== 読む文章 ==
# # # # # # #
新電電による「NTT接続料」に対する行政訴訟の意義

 去る7月17日にKDDIなど新電電5社は、NTTの接続料の引き上げを認めた総務省を相手取って、認可の取消を求める行政訴訟を提起した。マスコミなどの報道によれば、政治の強い圧力を受けて、同省の政策がNTTに有利な方向に進んでいるとの疑念が背景にあるという。監督官庁の決定に対して取消を求める訴訟を起したことが「監督官庁に反旗を翻した」として関心が集まった。さらに、新電電の幹部からは具体的な訴訟の争点よりも、総務省の姿勢を問う発言や、両者間のコミュニケーション不足の反省、接続料の値上げによる負担増とそれにもかかわらず利用料金に転嫁できない窮状を訴えるなど、訴訟の当事者としては異例とも思える発言が相次いだ。以下に新電電による「NTT接続料」に対する行政訴訟について考えてみたい。(注)

(注) NTT接続料問題の本質 本間 雅雄 Infocomアイ 2003年3月掲載参照

■何を提訴したのか

KDDIのニュースリリース「接続約款認可処分取消訴訟の提起について」(2003年7月17日)によると訴訟の「共通認識」と「争点」は以下の通りである。

 共通認識 電気通信分野では、従来競争政策により、料金の低廉化や新サービスの導入など利用者利益の向上が図られてきた。ところが、この度のNTT東西の接続料改定は接続料の値上げなど、従来の競争政策とは異なり、利用者料金の値上げを招きかねない重大な政策転換がなされたと考えられる。また、この政策転換が、不透明と思われる手続きのもとで、充分な議論が尽くされずに行なわれたことは見過ごすことができない。

争点

  1. NTT東西の接続料を均一料金としたこと、接続約款認可の際に意見募集をしなかったことなど、行政処分に必要な適正手続きに違反があり、また、判断の方法・過程に誤りがあった。
  2. NTSコスト(注)が接続料に含まれていること、NTT東西の経営効率化が適正に反映されていないこと、NTT東西の接続料原価の合算など適正な原価に基づかない接続料を設定したことは電気通信事業法に違反する。
  3. 電気通信事業法に規定されていない事後精算制度を導入したことは、電気通信事業法に違反する。
# # # # # # #
== 一覧 ==
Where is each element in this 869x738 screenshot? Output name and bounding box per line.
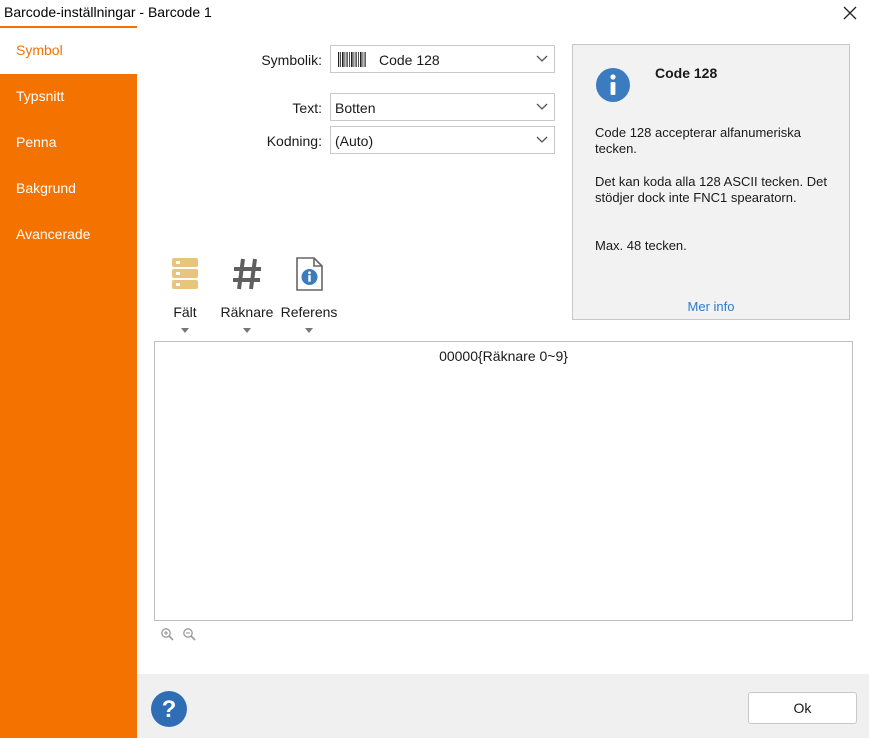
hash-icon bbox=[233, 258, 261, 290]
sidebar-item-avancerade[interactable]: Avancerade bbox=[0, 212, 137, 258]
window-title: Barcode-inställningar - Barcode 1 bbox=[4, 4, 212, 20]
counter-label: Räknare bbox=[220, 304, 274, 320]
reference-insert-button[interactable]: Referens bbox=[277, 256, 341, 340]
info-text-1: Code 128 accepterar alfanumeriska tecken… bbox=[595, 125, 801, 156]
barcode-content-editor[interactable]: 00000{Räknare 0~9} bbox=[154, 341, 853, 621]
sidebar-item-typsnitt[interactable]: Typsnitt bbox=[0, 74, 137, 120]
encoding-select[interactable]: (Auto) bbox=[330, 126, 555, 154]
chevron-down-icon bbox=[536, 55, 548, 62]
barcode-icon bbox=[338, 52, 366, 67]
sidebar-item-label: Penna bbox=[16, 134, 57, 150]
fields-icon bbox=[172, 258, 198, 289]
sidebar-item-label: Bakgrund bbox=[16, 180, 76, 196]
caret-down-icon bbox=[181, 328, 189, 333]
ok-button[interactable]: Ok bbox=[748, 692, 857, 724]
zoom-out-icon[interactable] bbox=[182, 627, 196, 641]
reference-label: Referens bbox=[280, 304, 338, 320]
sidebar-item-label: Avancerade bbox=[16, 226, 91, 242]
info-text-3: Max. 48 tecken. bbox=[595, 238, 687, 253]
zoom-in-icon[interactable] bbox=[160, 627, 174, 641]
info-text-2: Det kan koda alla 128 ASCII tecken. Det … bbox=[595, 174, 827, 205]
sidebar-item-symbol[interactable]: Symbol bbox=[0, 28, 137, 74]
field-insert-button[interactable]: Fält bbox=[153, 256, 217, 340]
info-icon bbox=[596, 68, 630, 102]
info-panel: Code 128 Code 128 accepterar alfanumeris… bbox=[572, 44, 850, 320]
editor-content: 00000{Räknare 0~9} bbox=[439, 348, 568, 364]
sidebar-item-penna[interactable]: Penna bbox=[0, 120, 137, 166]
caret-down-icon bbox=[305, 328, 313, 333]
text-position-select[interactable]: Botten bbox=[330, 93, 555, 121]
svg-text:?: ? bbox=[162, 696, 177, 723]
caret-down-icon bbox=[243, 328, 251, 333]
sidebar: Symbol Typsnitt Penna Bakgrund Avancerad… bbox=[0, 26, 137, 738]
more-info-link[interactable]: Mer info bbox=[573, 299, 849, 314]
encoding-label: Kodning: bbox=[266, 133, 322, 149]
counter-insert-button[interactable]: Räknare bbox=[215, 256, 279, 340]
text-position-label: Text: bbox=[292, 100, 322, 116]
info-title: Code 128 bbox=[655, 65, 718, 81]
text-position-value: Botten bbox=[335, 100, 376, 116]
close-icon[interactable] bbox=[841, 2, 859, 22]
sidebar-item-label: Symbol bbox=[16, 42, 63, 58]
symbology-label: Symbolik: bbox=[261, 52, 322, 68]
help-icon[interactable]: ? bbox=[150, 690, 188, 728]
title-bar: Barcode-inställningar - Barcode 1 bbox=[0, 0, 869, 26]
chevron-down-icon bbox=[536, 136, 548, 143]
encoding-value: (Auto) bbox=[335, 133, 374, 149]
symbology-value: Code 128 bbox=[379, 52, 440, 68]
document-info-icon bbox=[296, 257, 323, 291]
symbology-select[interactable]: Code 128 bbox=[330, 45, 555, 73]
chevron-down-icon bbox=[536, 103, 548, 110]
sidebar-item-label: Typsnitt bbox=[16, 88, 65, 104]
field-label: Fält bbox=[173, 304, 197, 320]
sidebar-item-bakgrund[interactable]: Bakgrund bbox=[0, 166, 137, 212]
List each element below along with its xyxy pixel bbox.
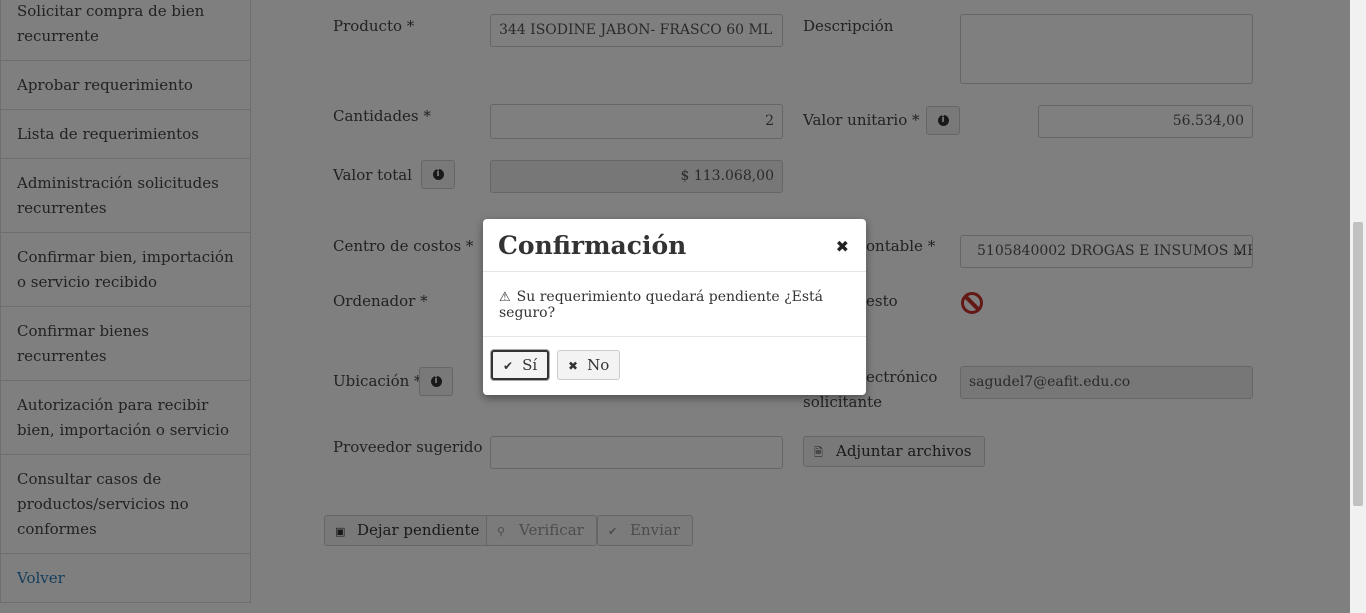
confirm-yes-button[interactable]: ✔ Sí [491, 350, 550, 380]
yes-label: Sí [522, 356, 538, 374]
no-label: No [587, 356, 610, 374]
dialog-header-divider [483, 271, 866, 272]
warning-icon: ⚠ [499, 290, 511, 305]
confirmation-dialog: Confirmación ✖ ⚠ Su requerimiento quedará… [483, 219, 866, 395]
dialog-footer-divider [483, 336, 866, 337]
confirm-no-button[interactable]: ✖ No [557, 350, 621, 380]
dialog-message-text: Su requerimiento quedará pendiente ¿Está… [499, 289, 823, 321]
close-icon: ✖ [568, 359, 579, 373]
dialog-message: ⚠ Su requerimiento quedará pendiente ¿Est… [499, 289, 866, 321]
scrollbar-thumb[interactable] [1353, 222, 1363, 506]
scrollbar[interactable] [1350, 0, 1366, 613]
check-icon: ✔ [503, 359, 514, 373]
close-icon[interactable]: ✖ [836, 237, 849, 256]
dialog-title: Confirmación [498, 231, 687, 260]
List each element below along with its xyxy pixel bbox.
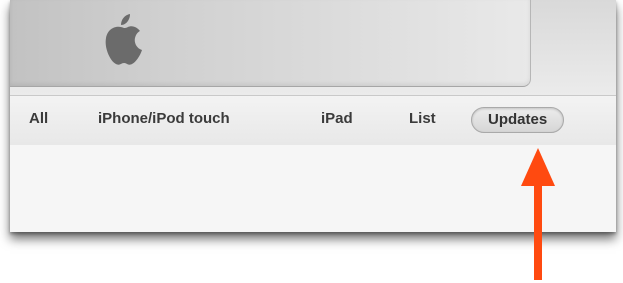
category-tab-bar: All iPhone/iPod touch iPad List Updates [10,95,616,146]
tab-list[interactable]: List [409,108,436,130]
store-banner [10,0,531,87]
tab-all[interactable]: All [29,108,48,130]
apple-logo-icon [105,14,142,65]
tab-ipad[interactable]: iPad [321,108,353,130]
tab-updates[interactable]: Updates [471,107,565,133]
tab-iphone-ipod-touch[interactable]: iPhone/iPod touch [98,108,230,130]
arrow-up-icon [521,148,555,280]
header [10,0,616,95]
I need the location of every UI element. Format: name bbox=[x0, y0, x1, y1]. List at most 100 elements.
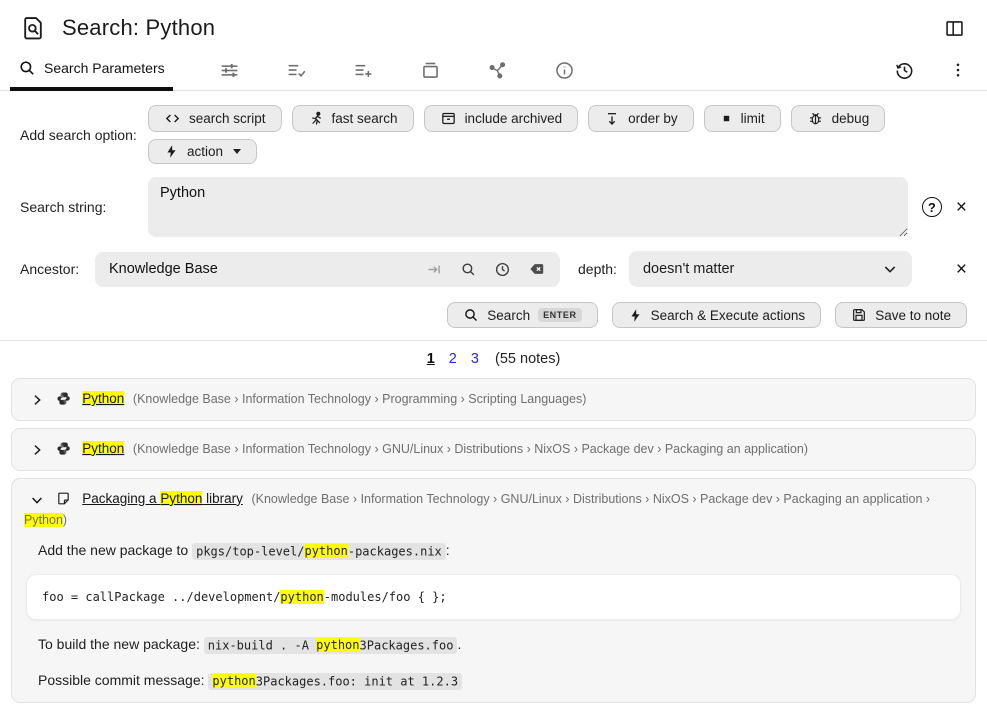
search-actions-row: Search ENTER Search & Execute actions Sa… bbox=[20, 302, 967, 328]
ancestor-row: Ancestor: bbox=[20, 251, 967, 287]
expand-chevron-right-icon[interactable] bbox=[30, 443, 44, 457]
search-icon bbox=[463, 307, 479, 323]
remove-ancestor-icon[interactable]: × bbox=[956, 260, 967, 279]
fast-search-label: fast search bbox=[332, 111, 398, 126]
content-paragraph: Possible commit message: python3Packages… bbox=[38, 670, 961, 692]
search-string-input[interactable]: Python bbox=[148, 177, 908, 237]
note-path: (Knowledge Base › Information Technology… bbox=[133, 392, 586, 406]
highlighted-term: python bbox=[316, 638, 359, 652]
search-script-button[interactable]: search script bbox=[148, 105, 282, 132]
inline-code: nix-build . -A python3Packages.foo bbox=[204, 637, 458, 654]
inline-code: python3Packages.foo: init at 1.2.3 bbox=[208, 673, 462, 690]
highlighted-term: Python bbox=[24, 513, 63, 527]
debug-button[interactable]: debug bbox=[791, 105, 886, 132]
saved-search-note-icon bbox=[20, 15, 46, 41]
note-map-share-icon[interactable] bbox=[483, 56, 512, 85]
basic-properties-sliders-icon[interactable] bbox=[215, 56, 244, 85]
# # # # # # #
== やること ==
(1) NTT接続料訴訟についての文章のうち、「新電電による「NTT接続料」に対する行政訴訟の意義」で始まり「とは見過ごすことができない。」で終わる部分を、そのまま書き写せ。
(2) NTT接続料訴訟についての文章の続きを、最後の文のあとから書け。
上の行は使わなくてよい。

== 各問の答え ==
(1)
新電電による「NTT接続料」に対する行政訴訟の意義

 去る7月17日にKDDIなど新電電5社は、NTTの接続料の引き上げを認めた総務省を相手取って、認可の取消を求める行政訴訟を提起した。マスコミなどの報道によれば、政治の強い圧力を受けて、同省の政策がNTTに有利な方向に進んでいるとの疑念が背景にあるという。監督官庁の決定に対して取消を求める訴訟を起したことが「監督官庁に反旗を翻した」として関心が集まった。さらに、新電電の幹部からは具体的な訴訟の争点よりも、総務省の姿勢を問う発言や、両者間のコミュニケーション不足の反省、接続料の値上げによる負担増とそれにもかかわらず利用料金に転嫁できない窮状を訴えるなど、訴訟の当事者としては異例とも思える発言が相次いだ。以下に新電電による「NTT接続料」に対する行政訴訟について考えてみたい。(注)

(注) NTT接続料問題の本質 本間 雅雄 Infocomアイ 2003年3月掲載参照

■何を提訴したのか

KDDIのニュースリリース「接続約款認可処分取消訴訟の提起について」(2003年7月17日)によると訴訟の「共通認識」と「争点」は以下の通りである。

 共通認識 電気通信分野では、従来競争政策により、料金の低廉化や新サービスの導入など利用者利益の向上が図られてきた。ところが、この度のNTT東西の接続料改定は接続料の値上げなど、従来の競争政策とは異なり、利用者料金の値上げを招きかねない重大な政策転換がなされたと考えられる。また、この政策転換が、不透明と思われる手続きのもとで、充分な議論が尽くされずに行なわれたことは見過ごすことができない。

(2)
  4. NTT東西の接続料を均一にしていることは、独禁法によって禁止されている不当な取引制限であるとともに、電気通信市場の公正な競争を妨げるものであり、電気通信事業法に違反する。
  5. NTT東西の接続約款の効力を認可日(4月22日)から省令施行日(4月11日)に朔及したことは電気通信事業法に違反する

(注)NTS(Non Traffic Sensitive)コスト:通信量に依存しないコスト

 このニュースリリースを読んだ限りでは、新電電グループの危惧は接続料の値上げや事後精算制度の導入など、利用者料金の値上げを招きかねない重大な決定(新電電によれば従来の「競争政策」の変更)が、不透明と思われ手続きと充分な議論が尽くさずに行なわれたことにあるようだ。しかし、「競争政策」が変更されたか否かを訴訟の争点にするわけにはいかないので、具体的争点を別に用意し、間接的に「競争政策」に変更の無いことの確認を求めているのではないかと思われる。(注)

(注)「競争政策」の定義ははっきりしないが、市場支配力を有する既存の事業者に対して、回線の相互接続などを義務づけることによって新規参入を容易にし(既存事業者の回線を利用することで膨大な設備投資負担を回避できる)、事業者間の競争を促進することによって消費者の利益を増進させようとする政策を指す。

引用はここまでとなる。